• _Challenges_:
a. Write out the section of the write-up on running BGP over WireGuard that opens with the words containing "Then my primary" and closes with "the BIRD daemon.", keeping every word unchanged.
b. In the records, give again word for word the lines beginning at the line that contains "caption-emphasis: overfitting regime" and ending at the line that contains "caption-emphasis: underfitting regime", with both of those lines included.
### Passage given ###
Why I Built This
I run services across multiple locations—home lab, a VPS in Europe, and another in Asia. Each site has its own subnet and local services. For a long time, I used static WireGuard tunnels with hardcoded routes. It worked, but every time I added a new network or changed something, I had to manually update routes on every node.
Then my primary VPS went down for maintenance. Traffic didn't reroute. Services became unreachable. I realized I needed automatic failover and dynamic route learning. That's when I started experimenting with BGP over WireGuard using the BIRD daemon.
My Setup
I have three nodes:
- Node A (Home): Proxmox host running Ubuntu VM, subnet 10.10.0.0/24
- Node B (EU VPS): Hetzner Cloud instance, subnet 10.20.0.0/24
- Node C (Asia VPS): DigitalOcean droplet, subnet 10.30.0.0/24
Each node runs WireGuard and BIRD2. I configured a full mesh—every node connects to every other node. BGP runs over each WireGuard tunnel to exchange routes dynamically.
WireGuard Configuration
I created separate WireGuard interfaces for each peer connection. On Node A, I have wg-eu for the EU link and wg-asia for the Asia link. Each interface gets a /30 point-to-point subnet for the tunnel itself.
Example config on Node A for the EU tunnel (/etc/wireguard/wg-eu.conf):
[Interface] PrivateKey = <node-a-private-key> Address = 172.16.1.1/30 ListenPort = 51821 [Peer] PublicKey = <node-b-public-key> Endpoint = eu-vps-ip:51821 AllowedIPs = 0.0.0.0/0 PersistentKeepalive = 25
I set AllowedIPs = 0.0.0.0/0 because I want WireGuard to accept any traffic that BIRD decides to route through this tunnel. Without this, WireGuard would drop packets for networks not explicitly listed.
### Stored rows ###
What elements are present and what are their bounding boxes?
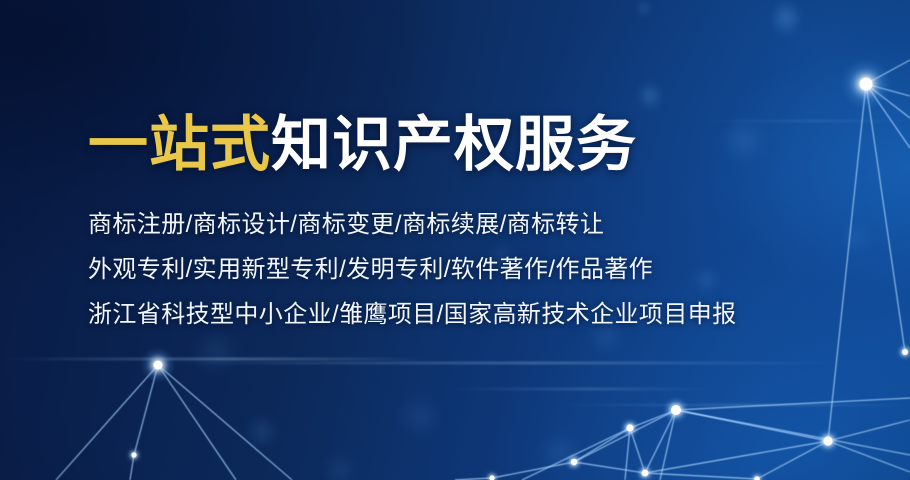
network-edge <box>56 365 158 480</box>
network-node-glow <box>662 396 690 424</box>
bokeh-dot <box>636 0 652 17</box>
network-edge <box>676 410 910 455</box>
network-edge <box>645 441 828 473</box>
network-node <box>642 470 649 477</box>
network-edge <box>158 365 236 480</box>
banner-copy: 一站式知识产权服务 商标注册/商标设计/商标变更/商标续展/商标转让 外观专利/… <box>88 108 737 337</box>
network-node <box>626 424 633 431</box>
network-node-glow <box>565 453 583 471</box>
network-edge <box>522 428 630 480</box>
network-edge <box>574 428 630 462</box>
hero-banner: 一站式知识产权服务 商标注册/商标设计/商标变更/商标续展/商标转让 外观专利/… <box>0 0 910 480</box>
network-node-glow <box>485 471 499 480</box>
service-list: 商标注册/商标设计/商标变更/商标续展/商标转让 外观专利/实用新型专利/发明专… <box>88 202 737 337</box>
network-edge <box>625 428 630 480</box>
network-node-glow <box>140 347 176 383</box>
network-node <box>489 475 494 480</box>
bokeh-dot <box>395 396 445 436</box>
network-edge <box>828 441 910 472</box>
bokeh-dot <box>320 455 360 480</box>
page-title: 一站式知识产权服务 <box>88 108 737 182</box>
network-node <box>131 452 136 457</box>
network-edge <box>676 398 910 410</box>
bokeh-dot <box>773 0 799 40</box>
network-edge <box>866 84 905 352</box>
network-node-glow <box>620 418 640 438</box>
network-edge <box>574 410 676 462</box>
network-node <box>571 459 577 465</box>
network-edge <box>828 420 910 441</box>
network-node <box>902 349 908 355</box>
network-edge <box>645 410 676 473</box>
light-streak <box>160 362 840 364</box>
network-edge <box>630 410 676 428</box>
network-edge <box>866 84 910 118</box>
network-edge <box>492 462 574 478</box>
bokeh-dot <box>839 223 873 253</box>
network-node <box>860 78 873 91</box>
headline-rest: 知识产权服务 <box>271 111 637 178</box>
network-edge <box>676 410 828 441</box>
network-node-glow <box>840 58 892 110</box>
light-streak <box>0 358 430 360</box>
network-node-glow <box>127 448 141 462</box>
network-edge <box>828 84 866 441</box>
light-streak <box>560 404 910 406</box>
network-edge <box>866 60 910 84</box>
network-node-glow <box>815 428 841 454</box>
bokeh-dot <box>537 434 583 470</box>
network-node-glow <box>750 472 764 480</box>
network-node <box>754 476 760 480</box>
headline-highlight: 一站式 <box>88 111 271 178</box>
service-line: 商标注册/商标设计/商标变更/商标续展/商标转让 <box>88 202 737 247</box>
network-edge <box>660 410 676 480</box>
network-node <box>154 361 163 370</box>
network-edge <box>866 84 910 96</box>
bokeh-dot <box>188 332 244 372</box>
service-line: 外观专利/实用新型专利/发明专利/软件著作/作品著作 <box>88 247 737 292</box>
network-edge <box>158 365 292 480</box>
network-edge <box>866 84 910 148</box>
service-line: 浙江省科技型中小企业/雏鹰项目/国家高新技术企业项目申报 <box>88 292 737 337</box>
network-edge <box>645 473 757 479</box>
network-node <box>671 405 681 415</box>
light-streak <box>450 388 710 390</box>
network-edge <box>130 455 134 480</box>
network-edge <box>630 428 645 473</box>
network-edge <box>757 441 828 479</box>
network-node-glow <box>636 464 654 480</box>
network-node <box>823 436 832 445</box>
network-edge <box>574 462 645 473</box>
network-node-glow <box>897 344 910 360</box>
bokeh-dot <box>245 416 279 448</box>
network-edge <box>134 365 158 455</box>
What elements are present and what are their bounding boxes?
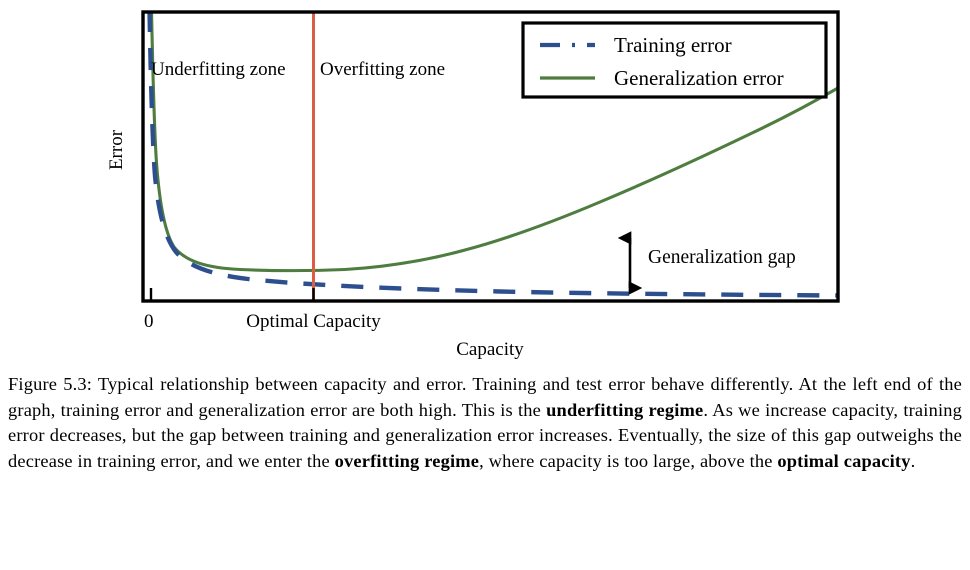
caption-emphasis: overfitting regime bbox=[335, 451, 479, 471]
capacity-error-chart: 0 Optimal Capacity Capacity Error Underf… bbox=[0, 0, 970, 365]
legend-label-training-error: Training error bbox=[614, 33, 732, 57]
y-axis-label: Error bbox=[106, 129, 127, 170]
caption-text: , where capacity is too large, above the bbox=[479, 451, 777, 471]
legend-label-generalization-error: Generalization error bbox=[614, 66, 784, 90]
xtick-label-optimal-capacity: Optimal Capacity bbox=[246, 311, 381, 332]
annotation-overfitting-zone: Overfitting zone bbox=[320, 59, 445, 80]
annotation-generalization-gap: Generalization gap bbox=[648, 247, 796, 268]
figure-page: 0 Optimal Capacity Capacity Error Underf… bbox=[0, 0, 970, 570]
annotation-underfitting-zone: Underfitting zone bbox=[151, 59, 286, 80]
x-axis-label: Capacity bbox=[456, 339, 524, 360]
figure-caption-body: Typical relationship between capacity an… bbox=[8, 374, 962, 471]
figure-graphic: 0 Optimal Capacity Capacity Error Underf… bbox=[0, 0, 970, 365]
figure-caption: Figure 5.3: Typical relationship between… bbox=[8, 372, 962, 474]
caption-text: . bbox=[911, 451, 916, 471]
caption-emphasis: underfitting regime bbox=[546, 400, 703, 420]
caption-emphasis: optimal capacity bbox=[777, 451, 910, 471]
figure-caption-label: Figure 5.3: bbox=[8, 374, 92, 394]
xtick-label-zero: 0 bbox=[144, 311, 154, 332]
chart-legend: Training error Generalization error bbox=[523, 23, 826, 97]
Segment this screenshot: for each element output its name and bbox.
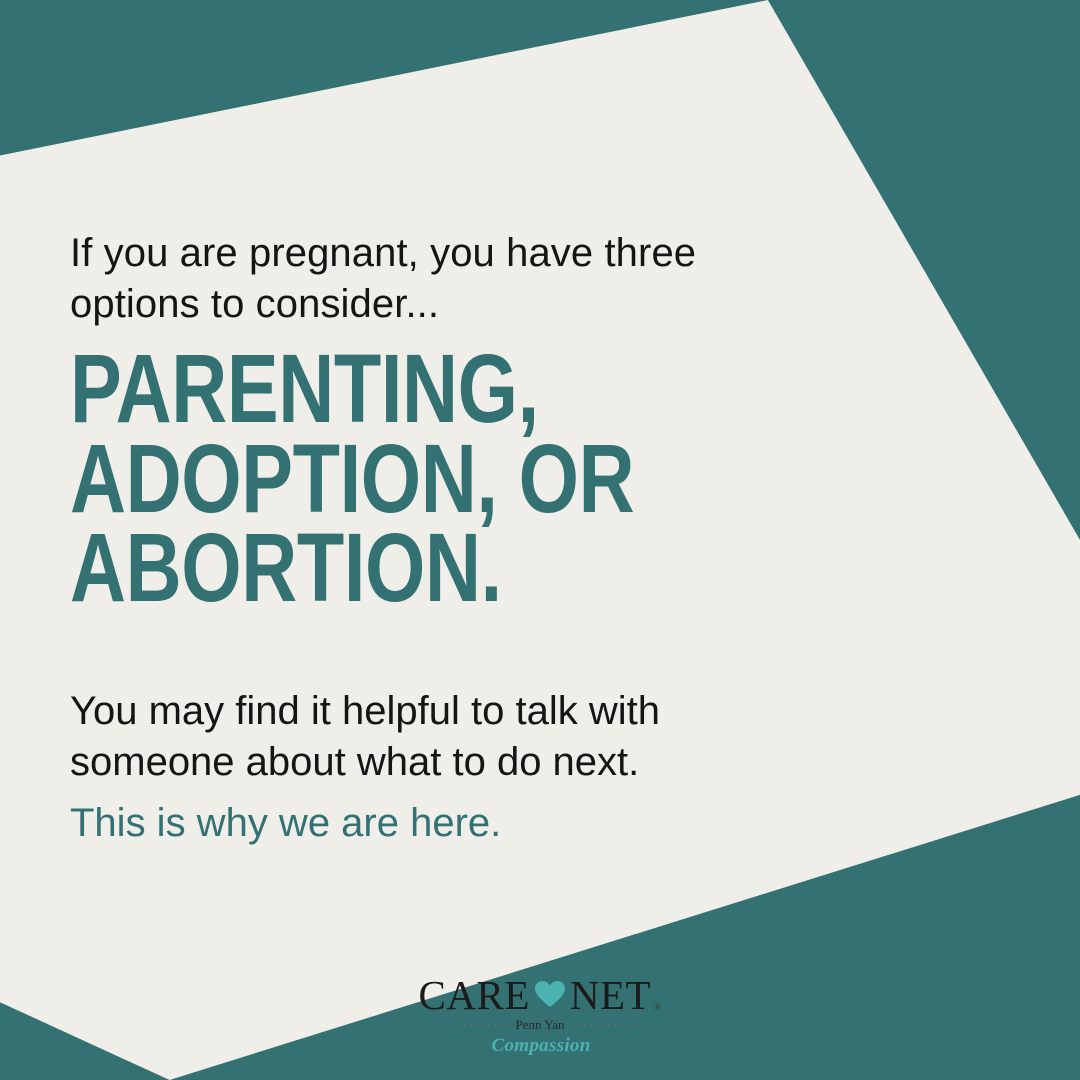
logo-wordmark: CARE NET ®: [419, 975, 662, 1016]
tagline-hope: HOPE: [425, 1035, 476, 1057]
body-text: You may find it helpful to talk with som…: [70, 686, 770, 788]
intro-text: If you are pregnant, you have three opti…: [70, 228, 770, 330]
closing-text: This is why we are here.: [70, 798, 770, 849]
logo-city-row: Penn Yan: [445, 1017, 635, 1033]
heart-icon: [535, 981, 565, 1008]
tagline-separator-right-icon: ◆: [592, 1038, 607, 1051]
registered-trademark-icon: ®: [653, 1002, 661, 1013]
tagline-separator-left-icon: ◆: [476, 1038, 491, 1051]
dotted-rule-right: [571, 1025, 635, 1026]
carenet-logo: CARE NET ® Penn Yan HOPE ◆ Compassion ◆ …: [0, 975, 1080, 1057]
logo-net-text: NET: [570, 975, 651, 1016]
logo-city-text: Penn Yan: [509, 1017, 570, 1033]
logo-care-text: CARE: [419, 975, 530, 1016]
tagline-compassion: Compassion: [491, 1035, 592, 1057]
headline-text: PARENTING, ADOPTION, OR ABORTION.: [70, 344, 646, 613]
tagline-help: HELP: [606, 1035, 655, 1057]
logo-tagline: HOPE ◆ Compassion ◆ HELP: [425, 1035, 655, 1057]
dotted-rule-left: [445, 1025, 509, 1026]
social-graphic-poster: If you are pregnant, you have three opti…: [0, 0, 1080, 1080]
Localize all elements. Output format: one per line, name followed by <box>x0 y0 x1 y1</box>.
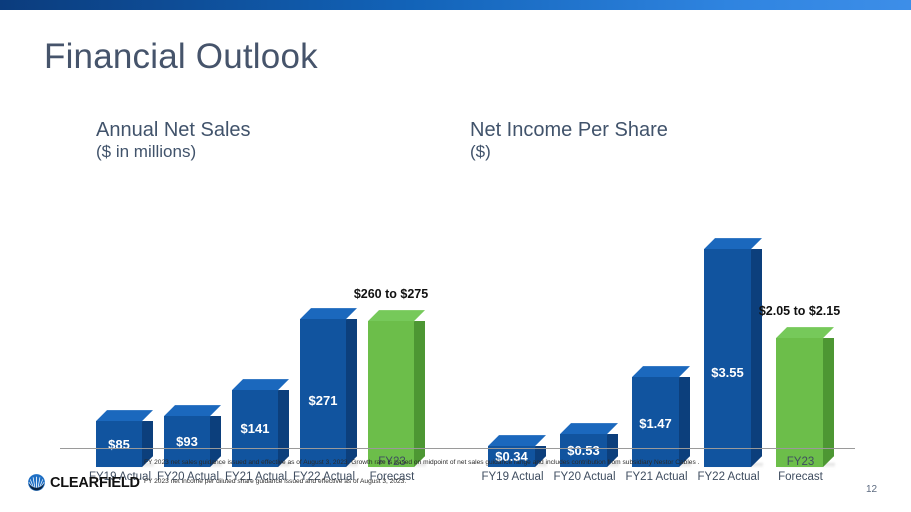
###
• _Worked solutions_:
a.
Then my primary VPS went down for maintenance. Traffic didn't reroute. Services became unreachable. I realized I needed automatic failover and dynamic route learning. That's when I started experimenting with BGP over WireGuard using the BIRD daemon.

b.
caption-emphasis: overfitting regime bbox=[335, 451, 479, 471]
capacity-error-chart: 0 Optimal Capacity Capacity Error Underf… bbox=[0, 0, 970, 365]
legend-label-training-error: Training error bbox=[614, 33, 732, 57]
y-axis-label: Error bbox=[106, 129, 127, 170]
caption-text: , where capacity is too large, above the bbox=[479, 451, 777, 471]
legend-label-generalization-error: Generalization error bbox=[614, 66, 784, 90]
xtick-label-optimal-capacity: Optimal Capacity bbox=[246, 311, 381, 332]
annotation-overfitting-zone: Overfitting zone bbox=[320, 59, 445, 80]
annotation-generalization-gap: Generalization gap bbox=[648, 247, 796, 268]
figure-page: 0 Optimal Capacity Capacity Error Underf… bbox=[0, 0, 970, 570]
annotation-underfitting-zone: Underfitting zone bbox=[151, 59, 286, 80]
x-axis-label: Capacity bbox=[456, 339, 524, 360]
figure-caption-body: Typical relationship between capacity an… bbox=[8, 374, 962, 471]
figure-graphic: 0 Optimal Capacity Capacity Error Underf… bbox=[0, 0, 970, 365]
figure-caption: Figure 5.3: Typical relationship between… bbox=[8, 372, 962, 474]
caption-text: . bbox=[911, 451, 916, 471]
caption-emphasis: underfitting regime bbox=[546, 400, 703, 420]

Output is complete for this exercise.